___ Data in this exercise

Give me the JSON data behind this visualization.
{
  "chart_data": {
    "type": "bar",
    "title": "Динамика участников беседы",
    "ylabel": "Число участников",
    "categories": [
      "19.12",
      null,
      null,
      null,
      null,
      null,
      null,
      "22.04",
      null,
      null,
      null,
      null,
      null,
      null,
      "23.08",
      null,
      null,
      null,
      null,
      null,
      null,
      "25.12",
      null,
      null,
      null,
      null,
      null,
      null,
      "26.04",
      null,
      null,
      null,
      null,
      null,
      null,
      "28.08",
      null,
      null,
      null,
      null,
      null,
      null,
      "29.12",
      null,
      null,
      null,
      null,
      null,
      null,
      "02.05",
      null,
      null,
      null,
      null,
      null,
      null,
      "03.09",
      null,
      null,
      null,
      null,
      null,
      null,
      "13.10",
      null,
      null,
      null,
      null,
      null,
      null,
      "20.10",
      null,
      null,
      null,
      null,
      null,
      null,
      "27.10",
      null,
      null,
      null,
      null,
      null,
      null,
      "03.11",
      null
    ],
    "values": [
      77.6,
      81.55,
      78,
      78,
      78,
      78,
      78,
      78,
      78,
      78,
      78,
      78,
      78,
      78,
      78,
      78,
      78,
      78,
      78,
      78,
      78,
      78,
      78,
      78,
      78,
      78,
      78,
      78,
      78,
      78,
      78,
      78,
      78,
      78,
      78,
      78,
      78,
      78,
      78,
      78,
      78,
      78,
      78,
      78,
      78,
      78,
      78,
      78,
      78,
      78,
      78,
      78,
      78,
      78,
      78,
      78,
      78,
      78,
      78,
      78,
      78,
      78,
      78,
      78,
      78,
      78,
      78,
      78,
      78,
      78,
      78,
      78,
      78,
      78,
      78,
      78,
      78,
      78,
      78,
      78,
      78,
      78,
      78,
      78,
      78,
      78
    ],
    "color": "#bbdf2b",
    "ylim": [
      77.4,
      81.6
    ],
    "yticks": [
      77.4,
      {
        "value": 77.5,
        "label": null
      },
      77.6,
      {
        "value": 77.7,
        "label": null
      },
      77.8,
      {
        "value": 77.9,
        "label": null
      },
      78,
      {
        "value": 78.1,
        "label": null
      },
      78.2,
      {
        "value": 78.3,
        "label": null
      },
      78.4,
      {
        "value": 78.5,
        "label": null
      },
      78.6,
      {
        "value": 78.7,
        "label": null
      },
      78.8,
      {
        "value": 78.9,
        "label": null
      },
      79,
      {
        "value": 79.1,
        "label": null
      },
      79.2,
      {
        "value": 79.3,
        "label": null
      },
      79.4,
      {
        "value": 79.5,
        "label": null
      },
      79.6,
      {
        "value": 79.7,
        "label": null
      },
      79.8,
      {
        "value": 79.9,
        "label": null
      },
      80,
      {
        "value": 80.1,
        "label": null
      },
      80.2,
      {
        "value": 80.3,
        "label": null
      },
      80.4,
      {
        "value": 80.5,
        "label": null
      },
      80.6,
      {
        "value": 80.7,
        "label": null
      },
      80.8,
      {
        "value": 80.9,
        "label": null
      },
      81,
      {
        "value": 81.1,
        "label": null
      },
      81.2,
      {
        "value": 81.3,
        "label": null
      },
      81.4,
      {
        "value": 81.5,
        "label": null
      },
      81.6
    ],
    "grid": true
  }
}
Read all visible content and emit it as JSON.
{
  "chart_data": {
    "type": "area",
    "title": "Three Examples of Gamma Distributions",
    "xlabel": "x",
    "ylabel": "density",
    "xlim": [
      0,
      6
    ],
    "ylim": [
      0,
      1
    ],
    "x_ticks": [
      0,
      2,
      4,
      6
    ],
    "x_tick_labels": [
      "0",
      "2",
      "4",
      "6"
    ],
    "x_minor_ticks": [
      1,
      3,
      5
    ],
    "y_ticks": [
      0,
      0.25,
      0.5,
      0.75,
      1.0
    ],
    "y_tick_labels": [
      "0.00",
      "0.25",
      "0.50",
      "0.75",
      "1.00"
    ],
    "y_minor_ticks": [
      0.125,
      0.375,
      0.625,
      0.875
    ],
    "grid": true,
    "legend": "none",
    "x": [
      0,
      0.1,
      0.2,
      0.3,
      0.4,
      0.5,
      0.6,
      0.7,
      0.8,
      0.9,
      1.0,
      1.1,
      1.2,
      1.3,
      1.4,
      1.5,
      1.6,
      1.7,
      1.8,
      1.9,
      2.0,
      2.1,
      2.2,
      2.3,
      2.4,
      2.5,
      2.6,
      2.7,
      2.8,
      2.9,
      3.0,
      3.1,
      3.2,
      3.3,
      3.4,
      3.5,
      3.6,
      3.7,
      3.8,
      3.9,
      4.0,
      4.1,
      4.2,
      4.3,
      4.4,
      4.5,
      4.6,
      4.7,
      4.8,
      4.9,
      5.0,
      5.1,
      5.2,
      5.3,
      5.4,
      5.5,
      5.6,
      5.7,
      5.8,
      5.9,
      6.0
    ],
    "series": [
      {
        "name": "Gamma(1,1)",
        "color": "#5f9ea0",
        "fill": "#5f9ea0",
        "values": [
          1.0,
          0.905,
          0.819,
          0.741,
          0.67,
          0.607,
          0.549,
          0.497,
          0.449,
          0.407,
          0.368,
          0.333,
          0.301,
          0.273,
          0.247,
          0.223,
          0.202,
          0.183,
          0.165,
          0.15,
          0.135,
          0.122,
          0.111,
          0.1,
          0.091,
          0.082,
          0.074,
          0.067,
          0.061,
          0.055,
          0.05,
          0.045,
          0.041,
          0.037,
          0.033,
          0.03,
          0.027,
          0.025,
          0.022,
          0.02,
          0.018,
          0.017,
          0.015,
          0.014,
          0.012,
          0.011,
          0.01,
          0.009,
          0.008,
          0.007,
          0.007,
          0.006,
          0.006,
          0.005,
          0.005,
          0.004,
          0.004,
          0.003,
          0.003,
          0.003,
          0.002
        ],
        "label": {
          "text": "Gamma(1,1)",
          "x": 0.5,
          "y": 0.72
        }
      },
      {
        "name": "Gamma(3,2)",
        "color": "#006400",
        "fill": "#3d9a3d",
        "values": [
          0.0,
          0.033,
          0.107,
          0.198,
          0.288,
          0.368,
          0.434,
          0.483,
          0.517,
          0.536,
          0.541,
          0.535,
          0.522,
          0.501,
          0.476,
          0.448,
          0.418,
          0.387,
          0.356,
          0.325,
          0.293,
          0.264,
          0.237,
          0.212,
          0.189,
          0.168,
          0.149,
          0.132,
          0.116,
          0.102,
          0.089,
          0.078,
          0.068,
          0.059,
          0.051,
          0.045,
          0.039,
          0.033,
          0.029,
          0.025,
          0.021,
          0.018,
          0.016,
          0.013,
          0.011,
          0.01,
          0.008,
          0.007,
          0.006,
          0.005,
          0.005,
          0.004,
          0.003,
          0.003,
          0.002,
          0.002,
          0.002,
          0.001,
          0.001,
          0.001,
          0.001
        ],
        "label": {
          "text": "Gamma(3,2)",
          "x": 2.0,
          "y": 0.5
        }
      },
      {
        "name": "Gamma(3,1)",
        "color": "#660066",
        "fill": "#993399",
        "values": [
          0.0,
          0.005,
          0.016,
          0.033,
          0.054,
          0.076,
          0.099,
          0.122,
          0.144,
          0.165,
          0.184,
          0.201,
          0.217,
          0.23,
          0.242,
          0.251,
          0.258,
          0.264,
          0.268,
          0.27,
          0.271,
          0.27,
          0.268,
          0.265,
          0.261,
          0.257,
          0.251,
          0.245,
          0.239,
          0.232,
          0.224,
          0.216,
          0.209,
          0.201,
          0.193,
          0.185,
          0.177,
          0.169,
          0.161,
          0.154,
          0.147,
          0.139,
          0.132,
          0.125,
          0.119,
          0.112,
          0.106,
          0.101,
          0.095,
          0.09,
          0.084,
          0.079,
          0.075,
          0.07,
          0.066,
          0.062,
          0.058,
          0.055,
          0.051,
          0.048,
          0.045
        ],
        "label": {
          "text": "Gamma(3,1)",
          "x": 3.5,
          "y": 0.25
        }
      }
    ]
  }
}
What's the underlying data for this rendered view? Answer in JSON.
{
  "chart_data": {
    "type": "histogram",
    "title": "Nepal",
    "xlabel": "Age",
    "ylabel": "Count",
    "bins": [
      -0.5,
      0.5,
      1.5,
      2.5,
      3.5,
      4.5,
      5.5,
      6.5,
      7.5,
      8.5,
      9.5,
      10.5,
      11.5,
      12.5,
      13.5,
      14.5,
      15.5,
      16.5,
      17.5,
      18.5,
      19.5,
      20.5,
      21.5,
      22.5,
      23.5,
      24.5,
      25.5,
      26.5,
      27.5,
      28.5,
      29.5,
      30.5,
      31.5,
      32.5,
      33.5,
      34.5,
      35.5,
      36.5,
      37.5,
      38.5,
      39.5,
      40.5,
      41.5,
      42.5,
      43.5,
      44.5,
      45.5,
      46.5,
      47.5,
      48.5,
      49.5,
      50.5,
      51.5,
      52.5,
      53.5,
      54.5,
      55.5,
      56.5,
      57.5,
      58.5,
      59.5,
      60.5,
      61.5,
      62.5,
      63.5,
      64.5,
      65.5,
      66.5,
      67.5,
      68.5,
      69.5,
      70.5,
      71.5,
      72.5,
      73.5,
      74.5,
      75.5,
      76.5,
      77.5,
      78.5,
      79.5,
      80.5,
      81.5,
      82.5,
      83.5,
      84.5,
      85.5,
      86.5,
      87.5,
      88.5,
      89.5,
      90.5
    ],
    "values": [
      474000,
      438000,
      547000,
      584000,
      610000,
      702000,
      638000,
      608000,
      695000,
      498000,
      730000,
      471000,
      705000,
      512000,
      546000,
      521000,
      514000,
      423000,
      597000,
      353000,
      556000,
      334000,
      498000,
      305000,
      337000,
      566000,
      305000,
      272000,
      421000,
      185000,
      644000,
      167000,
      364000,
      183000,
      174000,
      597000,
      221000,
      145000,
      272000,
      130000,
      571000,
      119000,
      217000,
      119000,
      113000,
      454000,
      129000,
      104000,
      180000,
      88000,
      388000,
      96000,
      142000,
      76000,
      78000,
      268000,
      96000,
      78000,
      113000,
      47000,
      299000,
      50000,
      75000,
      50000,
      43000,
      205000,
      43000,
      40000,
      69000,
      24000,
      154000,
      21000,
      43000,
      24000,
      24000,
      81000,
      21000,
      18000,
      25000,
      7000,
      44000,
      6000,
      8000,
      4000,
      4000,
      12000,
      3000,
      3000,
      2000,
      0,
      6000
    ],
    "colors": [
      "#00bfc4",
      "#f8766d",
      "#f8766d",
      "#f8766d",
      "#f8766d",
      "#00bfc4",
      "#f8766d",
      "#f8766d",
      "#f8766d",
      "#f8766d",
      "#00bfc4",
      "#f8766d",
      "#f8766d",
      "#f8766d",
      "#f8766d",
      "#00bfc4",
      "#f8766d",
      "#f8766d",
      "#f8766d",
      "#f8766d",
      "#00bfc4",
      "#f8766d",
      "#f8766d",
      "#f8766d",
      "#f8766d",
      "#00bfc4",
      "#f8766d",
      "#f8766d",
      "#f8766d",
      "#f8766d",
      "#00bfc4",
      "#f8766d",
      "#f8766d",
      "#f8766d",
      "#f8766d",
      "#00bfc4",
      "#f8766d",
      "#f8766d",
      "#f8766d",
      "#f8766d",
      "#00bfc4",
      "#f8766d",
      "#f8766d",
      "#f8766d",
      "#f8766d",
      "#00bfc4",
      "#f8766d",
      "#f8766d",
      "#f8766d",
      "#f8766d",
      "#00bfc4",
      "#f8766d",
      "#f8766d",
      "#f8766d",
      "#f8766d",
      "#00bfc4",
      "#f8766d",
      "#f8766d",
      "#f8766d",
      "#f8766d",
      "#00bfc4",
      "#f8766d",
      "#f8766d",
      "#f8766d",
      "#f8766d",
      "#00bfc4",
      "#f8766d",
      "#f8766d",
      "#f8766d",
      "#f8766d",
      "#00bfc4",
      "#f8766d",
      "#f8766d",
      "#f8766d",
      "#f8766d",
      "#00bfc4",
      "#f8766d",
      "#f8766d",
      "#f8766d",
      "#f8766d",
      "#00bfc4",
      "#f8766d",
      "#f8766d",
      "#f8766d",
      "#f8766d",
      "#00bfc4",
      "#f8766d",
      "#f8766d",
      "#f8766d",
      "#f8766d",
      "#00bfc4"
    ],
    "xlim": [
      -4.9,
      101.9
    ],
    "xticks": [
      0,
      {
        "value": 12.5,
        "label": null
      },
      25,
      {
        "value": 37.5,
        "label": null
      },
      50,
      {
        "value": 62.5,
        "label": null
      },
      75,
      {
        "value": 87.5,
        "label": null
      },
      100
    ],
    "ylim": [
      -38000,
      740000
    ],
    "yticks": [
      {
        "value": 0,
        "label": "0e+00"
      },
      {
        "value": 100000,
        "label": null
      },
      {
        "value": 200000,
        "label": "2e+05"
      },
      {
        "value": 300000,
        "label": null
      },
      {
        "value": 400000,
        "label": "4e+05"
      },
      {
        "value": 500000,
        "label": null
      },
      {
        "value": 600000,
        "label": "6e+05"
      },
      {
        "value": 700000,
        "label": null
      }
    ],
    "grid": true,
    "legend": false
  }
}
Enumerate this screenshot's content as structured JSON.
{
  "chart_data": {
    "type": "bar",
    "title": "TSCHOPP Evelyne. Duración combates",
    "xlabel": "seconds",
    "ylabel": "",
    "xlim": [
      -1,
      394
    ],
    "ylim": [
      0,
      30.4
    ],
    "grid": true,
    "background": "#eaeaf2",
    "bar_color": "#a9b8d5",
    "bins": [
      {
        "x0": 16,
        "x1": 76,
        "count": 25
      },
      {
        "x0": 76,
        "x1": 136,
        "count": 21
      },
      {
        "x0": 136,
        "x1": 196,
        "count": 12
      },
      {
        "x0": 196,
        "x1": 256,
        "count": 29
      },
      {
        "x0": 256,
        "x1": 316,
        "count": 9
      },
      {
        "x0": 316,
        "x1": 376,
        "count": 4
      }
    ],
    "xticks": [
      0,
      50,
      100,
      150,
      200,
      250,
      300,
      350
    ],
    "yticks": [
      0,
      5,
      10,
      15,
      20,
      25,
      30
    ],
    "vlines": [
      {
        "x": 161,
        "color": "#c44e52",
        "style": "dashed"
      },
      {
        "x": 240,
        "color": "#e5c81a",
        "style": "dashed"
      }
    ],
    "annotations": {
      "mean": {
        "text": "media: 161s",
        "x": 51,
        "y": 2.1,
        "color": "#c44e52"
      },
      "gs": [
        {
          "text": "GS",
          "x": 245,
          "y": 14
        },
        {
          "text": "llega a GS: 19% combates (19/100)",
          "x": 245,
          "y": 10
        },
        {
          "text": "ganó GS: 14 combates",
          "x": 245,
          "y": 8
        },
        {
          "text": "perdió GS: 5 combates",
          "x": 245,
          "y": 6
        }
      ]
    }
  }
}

______

What is expected = Reply with nothing except the number of lines in the listing above that include the string "type".

Answer in full = 4